» **Task**:
Transcribe the material below exactly as it appears.

» **Data listing**:
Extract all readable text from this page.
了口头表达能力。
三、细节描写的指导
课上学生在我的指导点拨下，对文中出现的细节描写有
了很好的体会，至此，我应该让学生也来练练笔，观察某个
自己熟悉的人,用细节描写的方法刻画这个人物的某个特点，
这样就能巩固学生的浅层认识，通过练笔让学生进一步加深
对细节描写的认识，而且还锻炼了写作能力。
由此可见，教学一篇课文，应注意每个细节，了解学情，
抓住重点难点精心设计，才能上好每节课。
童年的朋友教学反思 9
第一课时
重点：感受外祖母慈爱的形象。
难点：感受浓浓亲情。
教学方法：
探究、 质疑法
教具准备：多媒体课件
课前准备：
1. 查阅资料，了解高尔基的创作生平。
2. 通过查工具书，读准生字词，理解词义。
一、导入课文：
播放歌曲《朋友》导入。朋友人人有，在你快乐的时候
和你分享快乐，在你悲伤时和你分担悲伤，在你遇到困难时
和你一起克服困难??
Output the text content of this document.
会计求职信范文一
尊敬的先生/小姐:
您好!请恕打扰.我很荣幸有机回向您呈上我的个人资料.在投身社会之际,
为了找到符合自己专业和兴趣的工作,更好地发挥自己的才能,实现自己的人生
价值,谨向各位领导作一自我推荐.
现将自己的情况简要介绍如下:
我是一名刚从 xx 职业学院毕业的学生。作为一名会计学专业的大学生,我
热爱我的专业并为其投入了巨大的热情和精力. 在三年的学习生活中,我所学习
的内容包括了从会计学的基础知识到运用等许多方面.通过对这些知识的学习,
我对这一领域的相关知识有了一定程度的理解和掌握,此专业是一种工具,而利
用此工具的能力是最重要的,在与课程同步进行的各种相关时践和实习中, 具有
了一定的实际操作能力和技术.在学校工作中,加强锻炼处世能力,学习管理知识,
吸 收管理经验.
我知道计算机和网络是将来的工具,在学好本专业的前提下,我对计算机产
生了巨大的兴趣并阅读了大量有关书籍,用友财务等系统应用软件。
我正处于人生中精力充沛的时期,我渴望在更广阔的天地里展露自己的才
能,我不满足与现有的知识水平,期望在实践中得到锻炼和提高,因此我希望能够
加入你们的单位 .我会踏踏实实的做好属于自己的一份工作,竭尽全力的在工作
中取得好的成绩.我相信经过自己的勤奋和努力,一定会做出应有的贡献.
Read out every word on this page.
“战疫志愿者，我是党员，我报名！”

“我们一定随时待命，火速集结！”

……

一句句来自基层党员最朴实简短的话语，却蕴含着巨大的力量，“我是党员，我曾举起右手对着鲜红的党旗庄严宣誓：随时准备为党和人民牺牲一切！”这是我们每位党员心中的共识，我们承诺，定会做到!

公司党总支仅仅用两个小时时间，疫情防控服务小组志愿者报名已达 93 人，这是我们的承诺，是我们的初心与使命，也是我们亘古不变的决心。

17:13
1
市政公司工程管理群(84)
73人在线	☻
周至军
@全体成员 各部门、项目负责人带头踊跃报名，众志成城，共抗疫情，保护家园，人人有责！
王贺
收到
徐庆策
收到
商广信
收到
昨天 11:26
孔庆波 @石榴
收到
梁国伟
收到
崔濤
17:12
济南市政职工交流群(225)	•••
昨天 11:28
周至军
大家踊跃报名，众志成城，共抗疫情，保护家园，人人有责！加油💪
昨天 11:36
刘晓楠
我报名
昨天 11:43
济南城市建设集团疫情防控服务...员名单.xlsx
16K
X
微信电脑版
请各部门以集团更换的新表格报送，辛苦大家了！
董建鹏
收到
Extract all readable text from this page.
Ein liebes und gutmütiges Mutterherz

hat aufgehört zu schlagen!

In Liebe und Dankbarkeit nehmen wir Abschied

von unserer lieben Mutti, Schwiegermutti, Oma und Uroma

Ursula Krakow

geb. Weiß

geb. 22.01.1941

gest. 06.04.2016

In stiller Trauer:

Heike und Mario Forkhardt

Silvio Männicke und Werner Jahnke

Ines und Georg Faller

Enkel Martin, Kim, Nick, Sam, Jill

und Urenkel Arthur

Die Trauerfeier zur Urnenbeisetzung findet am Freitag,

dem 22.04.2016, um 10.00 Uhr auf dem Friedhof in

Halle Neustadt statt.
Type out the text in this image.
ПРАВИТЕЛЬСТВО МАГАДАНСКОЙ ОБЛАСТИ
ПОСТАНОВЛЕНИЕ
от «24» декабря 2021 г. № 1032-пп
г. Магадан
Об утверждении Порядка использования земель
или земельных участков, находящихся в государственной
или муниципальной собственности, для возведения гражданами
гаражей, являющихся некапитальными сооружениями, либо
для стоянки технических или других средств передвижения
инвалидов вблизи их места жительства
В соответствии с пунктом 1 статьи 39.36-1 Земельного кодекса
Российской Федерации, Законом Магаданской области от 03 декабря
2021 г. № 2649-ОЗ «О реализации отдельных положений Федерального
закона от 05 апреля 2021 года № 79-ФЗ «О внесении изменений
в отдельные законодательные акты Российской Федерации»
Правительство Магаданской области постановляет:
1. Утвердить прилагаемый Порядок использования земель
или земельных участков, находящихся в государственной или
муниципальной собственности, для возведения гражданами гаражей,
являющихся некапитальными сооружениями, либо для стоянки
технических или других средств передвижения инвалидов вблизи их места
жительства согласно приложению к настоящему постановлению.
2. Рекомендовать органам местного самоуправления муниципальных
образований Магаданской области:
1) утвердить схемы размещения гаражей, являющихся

» **The completed task**:
Extract all readable text from this page.
了口头表达能力。
三、细节描写的指导
课上学生在我的指导点拨下，对文中出现的细节描写有
了很好的体会，至此，我应该让学生也来练练笔，观察某个
自己熟悉的人,用细节描写的方法刻画这个人物的某个特点，
这样就能巩固学生的浅层认识，通过练笔让学生进一步加深
对细节描写的认识，而且还锻炼了写作能力。
由此可见，教学一篇课文，应注意每个细节，了解学情，
抓住重点难点精心设计，才能上好每节课。
童年的朋友教学反思 9
第一课时
重点：感受外祖母慈爱的形象。
难点：感受浓浓亲情。
教学方法：
探究、 质疑法
教具准备：多媒体课件
课前准备：
1. 查阅资料，了解高尔基的创作生平。
2. 通过查工具书，读准生字词，理解词义。
一、导入课文：
播放歌曲《朋友》导入。朋友人人有，在你快乐的时候
和你分享快乐，在你悲伤时和你分担悲伤，在你遇到困难时
和你一起克服困难??
Output the text content of this document.
会计求职信范文一
尊敬的先生/小姐:
您好!请恕打扰.我很荣幸有机回向您呈上我的个人资料.在投身社会之际,
为了找到符合自己专业和兴趣的工作,更好地发挥自己的才能,实现自己的人生
价值,谨向各位领导作一自我推荐.
现将自己的情况简要介绍如下:
我是一名刚从 xx 职业学院毕业的学生。作为一名会计学专业的大学生,我
热爱我的专业并为其投入了巨大的热情和精力. 在三年的学习生活中,我所学习
的内容包括了从会计学的基础知识到运用等许多方面.通过对这些知识的学习,
我对这一领域的相关知识有了一定程度的理解和掌握,此专业是一种工具,而利
用此工具的能力是最重要的,在与课程同步进行的各种相关时践和实习中, 具有
了一定的实际操作能力和技术.在学校工作中,加强锻炼处世能力,学习管理知识,
吸 收管理经验.
我知道计算机和网络是将来的工具,在学好本专业的前提下,我对计算机产
生了巨大的兴趣并阅读了大量有关书籍,用友财务等系统应用软件。
我正处于人生中精力充沛的时期,我渴望在更广阔的天地里展露自己的才
能,我不满足与现有的知识水平,期望在实践中得到锻炼和提高,因此我希望能够
加入你们的单位 .我会踏踏实实的做好属于自己的一份工作,竭尽全力的在工作
中取得好的成绩.我相信经过自己的勤奋和努力,一定会做出应有的贡献.
Read out every word on this page.
“战疫志愿者，我是党员，我报名！”

“我们一定随时待命，火速集结！”

……

一句句来自基层党员最朴实简短的话语，却蕴含着巨大的力量，“我是党员，我曾举起右手对着鲜红的党旗庄严宣誓：随时准备为党和人民牺牲一切！”这是我们每位党员心中的共识，我们承诺，定会做到!

公司党总支仅仅用两个小时时间，疫情防控服务小组志愿者报名已达 93 人，这是我们的承诺，是我们的初心与使命，也是我们亘古不变的决心。

17:13
1
市政公司工程管理群(84)
73人在线	☻
周至军
@全体成员 各部门、项目负责人带头踊跃报名，众志成城，共抗疫情，保护家园，人人有责！
王贺
收到
徐庆策
收到
商广信
收到
昨天 11:26
孔庆波 @石榴
收到
梁国伟
收到
崔濤
17:12
济南市政职工交流群(225)	•••
昨天 11:28
周至军
大家踊跃报名，众志成城，共抗疫情，保护家园，人人有责！加油💪
昨天 11:36
刘晓楠
我报名
昨天 11:43
济南城市建设集团疫情防控服务...员名单.xlsx
16K
X
微信电脑版
请各部门以集团更换的新表格报送，辛苦大家了！
董建鹏
收到
Extract all readable text from this page.
Ein liebes und gutmütiges Mutterherz

hat aufgehört zu schlagen!

In Liebe und Dankbarkeit nehmen wir Abschied

von unserer lieben Mutti, Schwiegermutti, Oma und Uroma

Ursula Krakow

geb. Weiß

geb. 22.01.1941

gest. 06.04.2016

In stiller Trauer:

Heike und Mario Forkhardt

Silvio Männicke und Werner Jahnke

Ines und Georg Faller

Enkel Martin, Kim, Nick, Sam, Jill

und Urenkel Arthur

Die Trauerfeier zur Urnenbeisetzung findet am Freitag,

dem 22.04.2016, um 10.00 Uhr auf dem Friedhof in

Halle Neustadt statt.
Type out the text in this image.
ПРАВИТЕЛЬСТВО МАГАДАНСКОЙ ОБЛАСТИ
ПОСТАНОВЛЕНИЕ
от «24» декабря 2021 г. № 1032-пп
г. Магадан
Об утверждении Порядка использования земель
или земельных участков, находящихся в государственной
или муниципальной собственности, для возведения гражданами
гаражей, являющихся некапитальными сооружениями, либо
для стоянки технических или других средств передвижения
инвалидов вблизи их места жительства
В соответствии с пунктом 1 статьи 39.36-1 Земельного кодекса
Российской Федерации, Законом Магаданской области от 03 декабря
2021 г. № 2649-ОЗ «О реализации отдельных положений Федерального
закона от 05 апреля 2021 года № 79-ФЗ «О внесении изменений
в отдельные законодательные акты Российской Федерации»
Правительство Магаданской области постановляет:
1. Утвердить прилагаемый Порядок использования земель
или земельных участков, находящихся в государственной или
муниципальной собственности, для возведения гражданами гаражей,
являющихся некапитальными сооружениями, либо для стоянки
технических или других средств передвижения инвалидов вблизи их места
жительства согласно приложению к настоящему постановлению.
2. Рекомендовать органам местного самоуправления муниципальных
образований Магаданской области:
1) утвердить схемы размещения гаражей, являющихся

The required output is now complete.